WORK TO BE COMPLETED
Filter the lines below, copying only those with the string "near".

RECORDS TO USE

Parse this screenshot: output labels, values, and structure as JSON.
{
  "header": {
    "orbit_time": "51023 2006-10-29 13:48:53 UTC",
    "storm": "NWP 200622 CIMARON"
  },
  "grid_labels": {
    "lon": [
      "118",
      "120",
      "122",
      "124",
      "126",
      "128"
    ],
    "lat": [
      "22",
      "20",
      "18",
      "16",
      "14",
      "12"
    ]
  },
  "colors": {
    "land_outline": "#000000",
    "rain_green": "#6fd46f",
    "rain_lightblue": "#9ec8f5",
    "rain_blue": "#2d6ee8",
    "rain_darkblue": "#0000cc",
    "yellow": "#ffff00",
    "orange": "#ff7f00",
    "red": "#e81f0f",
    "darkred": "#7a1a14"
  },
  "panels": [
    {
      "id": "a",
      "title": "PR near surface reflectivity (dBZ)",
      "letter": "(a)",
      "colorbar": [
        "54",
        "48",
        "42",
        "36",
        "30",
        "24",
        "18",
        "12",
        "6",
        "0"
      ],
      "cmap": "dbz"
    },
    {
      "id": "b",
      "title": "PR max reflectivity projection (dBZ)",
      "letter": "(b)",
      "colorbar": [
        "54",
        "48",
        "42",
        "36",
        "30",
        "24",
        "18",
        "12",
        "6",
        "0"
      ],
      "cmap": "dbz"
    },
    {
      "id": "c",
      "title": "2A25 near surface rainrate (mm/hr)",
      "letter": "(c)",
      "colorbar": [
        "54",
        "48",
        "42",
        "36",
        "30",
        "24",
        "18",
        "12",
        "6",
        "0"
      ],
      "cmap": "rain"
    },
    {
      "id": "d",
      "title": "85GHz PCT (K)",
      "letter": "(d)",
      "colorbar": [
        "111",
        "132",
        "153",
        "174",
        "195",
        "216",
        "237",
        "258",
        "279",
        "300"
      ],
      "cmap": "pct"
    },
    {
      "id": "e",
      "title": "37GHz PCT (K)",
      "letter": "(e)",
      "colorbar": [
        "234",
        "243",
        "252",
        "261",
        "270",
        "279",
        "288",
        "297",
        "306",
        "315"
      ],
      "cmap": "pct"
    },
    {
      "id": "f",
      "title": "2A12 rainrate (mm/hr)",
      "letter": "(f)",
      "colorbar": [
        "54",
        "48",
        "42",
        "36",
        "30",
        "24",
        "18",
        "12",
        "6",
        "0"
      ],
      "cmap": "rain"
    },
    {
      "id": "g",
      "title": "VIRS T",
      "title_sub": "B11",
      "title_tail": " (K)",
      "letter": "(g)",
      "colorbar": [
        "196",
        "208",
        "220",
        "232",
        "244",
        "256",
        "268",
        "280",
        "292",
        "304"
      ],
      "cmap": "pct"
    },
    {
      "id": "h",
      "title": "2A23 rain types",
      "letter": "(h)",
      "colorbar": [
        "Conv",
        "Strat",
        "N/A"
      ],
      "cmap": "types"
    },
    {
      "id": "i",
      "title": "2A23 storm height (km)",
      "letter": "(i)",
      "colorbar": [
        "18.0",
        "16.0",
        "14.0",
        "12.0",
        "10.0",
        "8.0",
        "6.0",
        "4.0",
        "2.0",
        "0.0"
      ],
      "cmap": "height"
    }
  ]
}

RESPONSE TO THE TASK
      "title": "PR near surface reflectivity (dBZ)",
      "title": "2A25 near surface rainrate (mm/hr)",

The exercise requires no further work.